DATA LATIHAN:
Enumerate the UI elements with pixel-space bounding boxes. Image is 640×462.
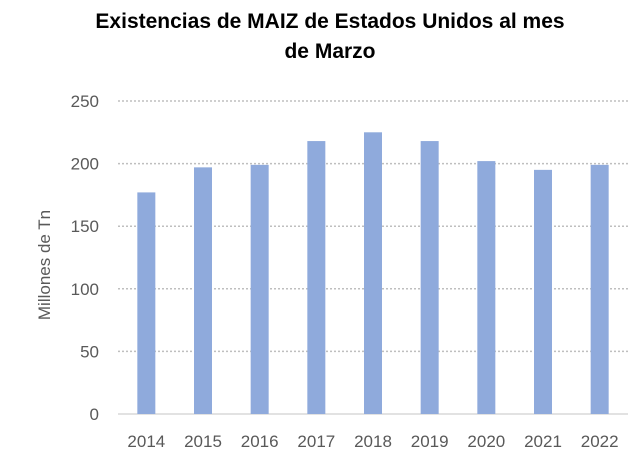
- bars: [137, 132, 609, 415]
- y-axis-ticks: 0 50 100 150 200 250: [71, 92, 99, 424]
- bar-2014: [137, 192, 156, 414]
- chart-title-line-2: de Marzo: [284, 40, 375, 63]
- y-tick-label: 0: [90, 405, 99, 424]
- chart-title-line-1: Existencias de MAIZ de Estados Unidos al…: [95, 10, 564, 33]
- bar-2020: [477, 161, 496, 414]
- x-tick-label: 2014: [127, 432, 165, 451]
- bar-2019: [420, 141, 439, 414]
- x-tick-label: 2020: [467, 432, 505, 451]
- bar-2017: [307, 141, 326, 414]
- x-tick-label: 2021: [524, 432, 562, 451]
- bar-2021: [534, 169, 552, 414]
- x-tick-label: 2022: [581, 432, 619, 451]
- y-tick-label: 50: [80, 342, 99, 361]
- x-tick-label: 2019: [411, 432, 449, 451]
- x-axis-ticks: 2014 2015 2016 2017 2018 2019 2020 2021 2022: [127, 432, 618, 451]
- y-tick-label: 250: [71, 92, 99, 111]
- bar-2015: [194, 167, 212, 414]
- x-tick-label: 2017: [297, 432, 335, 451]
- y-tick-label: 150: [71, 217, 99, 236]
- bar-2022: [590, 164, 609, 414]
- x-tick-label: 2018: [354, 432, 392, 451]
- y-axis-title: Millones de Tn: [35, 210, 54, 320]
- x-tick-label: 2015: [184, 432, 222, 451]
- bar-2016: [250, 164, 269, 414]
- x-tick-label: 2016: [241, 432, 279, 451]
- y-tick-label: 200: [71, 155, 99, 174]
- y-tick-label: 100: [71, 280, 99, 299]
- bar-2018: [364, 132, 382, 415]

--

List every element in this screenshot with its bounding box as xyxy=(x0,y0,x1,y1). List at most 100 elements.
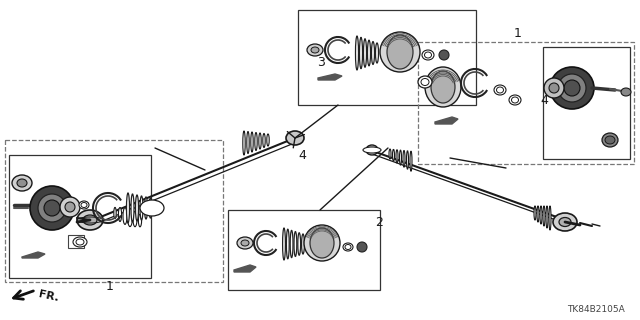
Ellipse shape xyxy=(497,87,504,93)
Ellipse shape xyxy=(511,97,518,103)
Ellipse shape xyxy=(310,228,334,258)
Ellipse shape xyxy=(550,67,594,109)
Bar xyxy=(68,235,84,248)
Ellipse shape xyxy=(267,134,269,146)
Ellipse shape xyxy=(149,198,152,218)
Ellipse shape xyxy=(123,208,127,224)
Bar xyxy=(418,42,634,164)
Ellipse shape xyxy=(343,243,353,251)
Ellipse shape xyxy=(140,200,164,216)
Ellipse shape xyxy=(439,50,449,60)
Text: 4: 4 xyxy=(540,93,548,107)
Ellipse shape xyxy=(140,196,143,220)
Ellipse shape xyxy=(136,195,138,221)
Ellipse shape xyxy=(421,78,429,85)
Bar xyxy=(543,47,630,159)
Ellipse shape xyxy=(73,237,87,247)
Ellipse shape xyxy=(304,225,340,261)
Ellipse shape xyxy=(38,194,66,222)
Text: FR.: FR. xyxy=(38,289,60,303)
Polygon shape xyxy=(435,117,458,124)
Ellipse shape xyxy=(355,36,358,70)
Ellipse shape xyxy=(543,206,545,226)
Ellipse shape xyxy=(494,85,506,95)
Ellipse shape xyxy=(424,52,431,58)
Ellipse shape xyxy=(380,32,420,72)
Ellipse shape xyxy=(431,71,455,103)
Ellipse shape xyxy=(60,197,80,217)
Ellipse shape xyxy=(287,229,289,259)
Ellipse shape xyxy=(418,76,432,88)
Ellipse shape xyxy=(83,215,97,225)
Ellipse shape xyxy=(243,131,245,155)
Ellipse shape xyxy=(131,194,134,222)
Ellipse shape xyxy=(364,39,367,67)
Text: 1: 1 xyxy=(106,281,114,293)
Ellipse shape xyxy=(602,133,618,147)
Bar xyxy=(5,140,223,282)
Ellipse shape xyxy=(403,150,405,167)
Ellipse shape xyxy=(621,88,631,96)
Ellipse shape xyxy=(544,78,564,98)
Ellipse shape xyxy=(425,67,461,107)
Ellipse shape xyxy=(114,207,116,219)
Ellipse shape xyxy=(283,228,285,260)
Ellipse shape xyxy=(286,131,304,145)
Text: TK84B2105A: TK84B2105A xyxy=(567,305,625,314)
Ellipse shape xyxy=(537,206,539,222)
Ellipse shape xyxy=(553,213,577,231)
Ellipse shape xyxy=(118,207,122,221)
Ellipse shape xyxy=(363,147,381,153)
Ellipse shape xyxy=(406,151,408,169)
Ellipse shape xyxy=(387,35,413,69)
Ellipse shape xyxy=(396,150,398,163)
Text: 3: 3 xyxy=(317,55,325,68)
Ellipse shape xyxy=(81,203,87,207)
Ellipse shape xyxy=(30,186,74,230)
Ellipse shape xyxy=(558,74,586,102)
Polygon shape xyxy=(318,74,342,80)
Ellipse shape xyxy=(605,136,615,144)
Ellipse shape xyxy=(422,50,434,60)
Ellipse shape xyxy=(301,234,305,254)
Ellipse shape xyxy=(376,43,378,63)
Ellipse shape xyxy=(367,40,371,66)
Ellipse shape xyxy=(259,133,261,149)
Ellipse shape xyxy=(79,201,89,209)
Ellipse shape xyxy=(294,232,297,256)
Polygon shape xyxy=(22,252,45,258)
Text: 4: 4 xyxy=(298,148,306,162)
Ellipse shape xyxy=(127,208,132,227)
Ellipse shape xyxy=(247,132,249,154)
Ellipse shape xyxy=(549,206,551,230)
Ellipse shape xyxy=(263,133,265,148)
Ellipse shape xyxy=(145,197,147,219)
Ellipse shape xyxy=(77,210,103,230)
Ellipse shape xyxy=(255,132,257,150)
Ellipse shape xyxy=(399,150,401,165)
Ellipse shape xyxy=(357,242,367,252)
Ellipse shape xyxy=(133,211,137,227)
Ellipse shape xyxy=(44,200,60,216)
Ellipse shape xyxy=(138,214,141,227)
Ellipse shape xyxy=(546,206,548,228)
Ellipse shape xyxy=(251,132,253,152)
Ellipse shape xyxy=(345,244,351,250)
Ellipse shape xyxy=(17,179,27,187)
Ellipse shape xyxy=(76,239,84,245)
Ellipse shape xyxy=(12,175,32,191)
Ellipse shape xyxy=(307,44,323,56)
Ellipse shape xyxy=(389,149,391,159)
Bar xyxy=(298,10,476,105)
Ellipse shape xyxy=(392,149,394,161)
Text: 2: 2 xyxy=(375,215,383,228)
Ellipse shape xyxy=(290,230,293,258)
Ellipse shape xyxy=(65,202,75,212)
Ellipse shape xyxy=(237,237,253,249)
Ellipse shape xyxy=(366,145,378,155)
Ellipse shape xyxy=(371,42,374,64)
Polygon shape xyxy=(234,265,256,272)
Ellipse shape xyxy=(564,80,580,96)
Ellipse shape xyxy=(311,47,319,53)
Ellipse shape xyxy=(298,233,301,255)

--

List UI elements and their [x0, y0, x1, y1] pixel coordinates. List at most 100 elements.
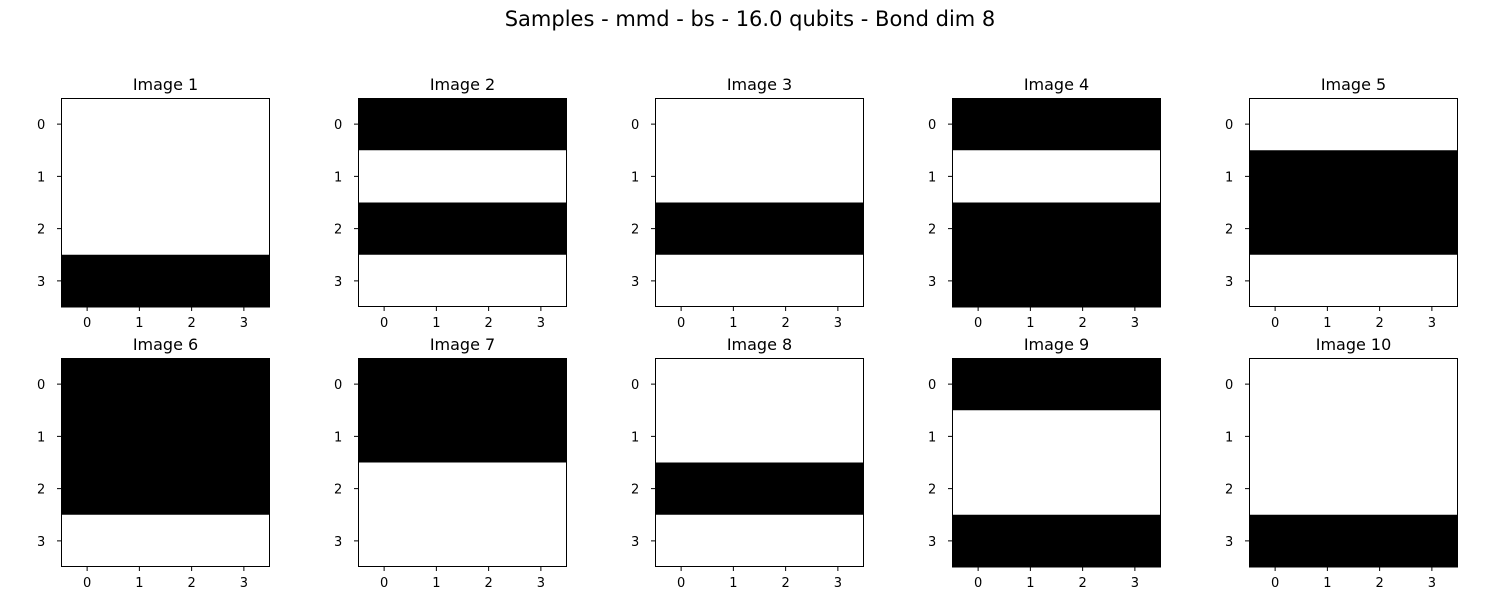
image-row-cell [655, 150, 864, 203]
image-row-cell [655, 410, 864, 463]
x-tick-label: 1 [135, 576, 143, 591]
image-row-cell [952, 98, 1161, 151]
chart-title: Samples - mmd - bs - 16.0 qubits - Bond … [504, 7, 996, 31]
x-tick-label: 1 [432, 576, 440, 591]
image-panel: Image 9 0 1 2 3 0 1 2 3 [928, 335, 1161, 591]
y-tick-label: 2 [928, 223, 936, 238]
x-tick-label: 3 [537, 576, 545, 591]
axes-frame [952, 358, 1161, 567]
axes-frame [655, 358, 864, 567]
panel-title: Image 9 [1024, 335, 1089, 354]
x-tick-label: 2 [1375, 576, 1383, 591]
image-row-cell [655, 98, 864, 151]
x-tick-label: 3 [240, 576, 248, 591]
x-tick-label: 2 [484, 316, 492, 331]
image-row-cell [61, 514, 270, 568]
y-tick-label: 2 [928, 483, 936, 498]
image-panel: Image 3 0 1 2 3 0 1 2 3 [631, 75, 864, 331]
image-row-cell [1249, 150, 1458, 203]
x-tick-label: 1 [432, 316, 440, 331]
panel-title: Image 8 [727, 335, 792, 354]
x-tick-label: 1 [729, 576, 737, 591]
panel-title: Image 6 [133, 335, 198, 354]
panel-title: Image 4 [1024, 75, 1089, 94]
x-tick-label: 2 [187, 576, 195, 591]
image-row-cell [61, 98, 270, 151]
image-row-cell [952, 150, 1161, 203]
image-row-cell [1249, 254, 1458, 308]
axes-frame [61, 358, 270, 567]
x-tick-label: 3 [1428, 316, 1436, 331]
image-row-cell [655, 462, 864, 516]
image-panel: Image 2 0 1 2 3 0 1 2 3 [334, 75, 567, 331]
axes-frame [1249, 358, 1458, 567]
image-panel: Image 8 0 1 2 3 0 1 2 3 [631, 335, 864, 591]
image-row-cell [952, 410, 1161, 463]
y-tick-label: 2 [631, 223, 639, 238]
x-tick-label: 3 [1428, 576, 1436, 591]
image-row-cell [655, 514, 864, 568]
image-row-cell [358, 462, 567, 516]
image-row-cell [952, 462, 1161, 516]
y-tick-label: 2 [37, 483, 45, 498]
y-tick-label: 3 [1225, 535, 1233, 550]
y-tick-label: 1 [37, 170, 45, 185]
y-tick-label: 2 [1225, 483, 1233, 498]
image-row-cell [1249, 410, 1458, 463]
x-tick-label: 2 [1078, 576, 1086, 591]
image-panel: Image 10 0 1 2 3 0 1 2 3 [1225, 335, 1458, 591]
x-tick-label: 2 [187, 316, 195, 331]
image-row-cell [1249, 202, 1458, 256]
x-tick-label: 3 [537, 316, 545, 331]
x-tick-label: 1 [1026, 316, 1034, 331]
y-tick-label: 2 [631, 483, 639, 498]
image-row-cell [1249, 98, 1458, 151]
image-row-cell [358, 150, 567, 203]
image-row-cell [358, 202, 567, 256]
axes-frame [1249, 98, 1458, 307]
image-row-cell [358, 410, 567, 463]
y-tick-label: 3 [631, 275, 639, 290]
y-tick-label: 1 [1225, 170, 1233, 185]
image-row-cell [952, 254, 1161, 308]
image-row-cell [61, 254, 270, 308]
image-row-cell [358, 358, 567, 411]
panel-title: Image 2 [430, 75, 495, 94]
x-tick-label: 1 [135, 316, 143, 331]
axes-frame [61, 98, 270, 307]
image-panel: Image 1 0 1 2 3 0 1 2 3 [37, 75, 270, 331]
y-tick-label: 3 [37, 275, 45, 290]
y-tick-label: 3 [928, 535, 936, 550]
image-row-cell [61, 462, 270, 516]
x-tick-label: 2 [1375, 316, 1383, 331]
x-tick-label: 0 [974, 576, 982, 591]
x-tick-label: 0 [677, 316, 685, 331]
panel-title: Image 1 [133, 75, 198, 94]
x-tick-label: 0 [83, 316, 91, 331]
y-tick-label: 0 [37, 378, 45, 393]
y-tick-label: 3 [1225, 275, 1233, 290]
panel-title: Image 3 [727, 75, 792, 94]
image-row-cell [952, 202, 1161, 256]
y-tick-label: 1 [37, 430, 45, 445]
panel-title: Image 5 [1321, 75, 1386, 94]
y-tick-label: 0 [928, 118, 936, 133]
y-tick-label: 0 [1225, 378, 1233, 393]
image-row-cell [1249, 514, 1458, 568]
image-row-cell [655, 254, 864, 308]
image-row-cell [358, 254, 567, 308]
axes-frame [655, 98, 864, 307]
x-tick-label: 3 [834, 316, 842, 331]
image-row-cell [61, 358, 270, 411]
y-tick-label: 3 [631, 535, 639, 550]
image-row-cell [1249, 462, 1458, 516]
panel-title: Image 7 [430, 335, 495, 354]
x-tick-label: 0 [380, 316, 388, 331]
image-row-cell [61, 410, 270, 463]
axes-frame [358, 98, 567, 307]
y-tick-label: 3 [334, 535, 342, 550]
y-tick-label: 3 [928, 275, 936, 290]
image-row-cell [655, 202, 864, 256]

INSTRUKSI TUGAS: Sajikan baris-baris mulai dari baris yang memuat "Ellipse shape xyxy=(497,87,504,93)" sampai dengan baris yang memuat "Ellipse shape xyxy=(131,194,134,222)" sebagai daftar bernomor tanpa baris kosong.

JAWABAN:
1. Ellipse shape xyxy=(497,87,504,93)
2. Ellipse shape xyxy=(511,97,518,103)
3. Ellipse shape xyxy=(310,228,334,258)
4. Ellipse shape xyxy=(550,67,594,109)
5. Bar xyxy=(68,235,84,248)
6. Ellipse shape xyxy=(267,134,269,146)
7. Ellipse shape xyxy=(149,198,152,218)
8. Ellipse shape xyxy=(123,208,127,224)
9. Bar xyxy=(418,42,634,164)
10. Ellipse shape xyxy=(343,243,353,251)
11. Ellipse shape xyxy=(140,200,164,216)
12. Ellipse shape xyxy=(439,50,449,60)
13. Text: 4: 4 xyxy=(540,93,548,107)
14. Ellipse shape xyxy=(140,196,143,220)
15. Ellipse shape xyxy=(136,195,138,221)
16. Ellipse shape xyxy=(421,78,429,85)
17. Bar xyxy=(543,47,630,159)
18. Ellipse shape xyxy=(73,237,87,247)
19. Ellipse shape xyxy=(304,225,340,261)
20. Ellipse shape xyxy=(38,194,66,222)
21. Text: FR.: FR. xyxy=(38,289,60,303)
22. Polygon shape xyxy=(435,117,458,124)
23. Ellipse shape xyxy=(355,36,358,70)
24. Ellipse shape xyxy=(543,206,545,226)
25. Ellipse shape xyxy=(494,85,506,95)
26. Ellipse shape xyxy=(424,52,431,58)
27. Ellipse shape xyxy=(380,32,420,72)
28. Ellipse shape xyxy=(431,71,455,103)
29. Ellipse shape xyxy=(60,197,80,217)
30. Ellipse shape xyxy=(287,229,289,259)
31. Ellipse shape xyxy=(418,76,432,88)
32. Ellipse shape xyxy=(83,215,97,225)
33. Ellipse shape xyxy=(243,131,245,155)
34. Ellipse shape xyxy=(131,194,134,222)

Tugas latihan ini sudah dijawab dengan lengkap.